[RECORDED INFORMATION]

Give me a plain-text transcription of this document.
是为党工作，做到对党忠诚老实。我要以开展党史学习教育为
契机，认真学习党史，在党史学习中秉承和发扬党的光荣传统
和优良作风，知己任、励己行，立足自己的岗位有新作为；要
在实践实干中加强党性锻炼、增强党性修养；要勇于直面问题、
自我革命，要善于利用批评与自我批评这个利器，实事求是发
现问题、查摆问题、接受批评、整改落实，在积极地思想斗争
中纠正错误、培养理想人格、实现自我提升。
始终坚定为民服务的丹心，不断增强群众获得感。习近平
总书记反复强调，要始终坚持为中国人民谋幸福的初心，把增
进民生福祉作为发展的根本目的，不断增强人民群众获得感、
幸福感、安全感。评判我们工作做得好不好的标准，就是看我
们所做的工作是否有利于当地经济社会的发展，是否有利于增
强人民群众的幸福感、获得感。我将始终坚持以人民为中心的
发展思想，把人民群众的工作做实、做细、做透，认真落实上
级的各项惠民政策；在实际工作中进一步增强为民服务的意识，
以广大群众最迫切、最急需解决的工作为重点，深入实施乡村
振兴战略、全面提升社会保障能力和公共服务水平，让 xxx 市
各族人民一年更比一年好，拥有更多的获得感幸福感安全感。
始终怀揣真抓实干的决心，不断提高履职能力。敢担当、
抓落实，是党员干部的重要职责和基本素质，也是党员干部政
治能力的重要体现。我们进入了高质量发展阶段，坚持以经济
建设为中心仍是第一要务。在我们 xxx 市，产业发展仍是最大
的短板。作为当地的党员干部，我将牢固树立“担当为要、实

[WHAT NEEDS TO BE DONE] Restate the data above exactly, keeping each word as it stands.

[FULL ANSWER]
Give me a plain-text transcription of this document.
是为党工作，做到对党忠诚老实。我要以开展党史学习教育为
契机，认真学习党史，在党史学习中秉承和发扬党的光荣传统
和优良作风，知己任、励己行，立足自己的岗位有新作为；要
在实践实干中加强党性锻炼、增强党性修养；要勇于直面问题、
自我革命，要善于利用批评与自我批评这个利器，实事求是发
现问题、查摆问题、接受批评、整改落实，在积极地思想斗争
中纠正错误、培养理想人格、实现自我提升。
始终坚定为民服务的丹心，不断增强群众获得感。习近平
总书记反复强调，要始终坚持为中国人民谋幸福的初心，把增
进民生福祉作为发展的根本目的，不断增强人民群众获得感、
幸福感、安全感。评判我们工作做得好不好的标准，就是看我
们所做的工作是否有利于当地经济社会的发展，是否有利于增
强人民群众的幸福感、获得感。我将始终坚持以人民为中心的
发展思想，把人民群众的工作做实、做细、做透，认真落实上
级的各项惠民政策；在实际工作中进一步增强为民服务的意识，
以广大群众最迫切、最急需解决的工作为重点，深入实施乡村
振兴战略、全面提升社会保障能力和公共服务水平，让 xxx 市
各族人民一年更比一年好，拥有更多的获得感幸福感安全感。
始终怀揣真抓实干的决心，不断提高履职能力。敢担当、
抓落实，是党员干部的重要职责和基本素质，也是党员干部政
治能力的重要体现。我们进入了高质量发展阶段，坚持以经济
建设为中心仍是第一要务。在我们 xxx 市，产业发展仍是最大
的短板。作为当地的党员干部，我将牢固树立“担当为要、实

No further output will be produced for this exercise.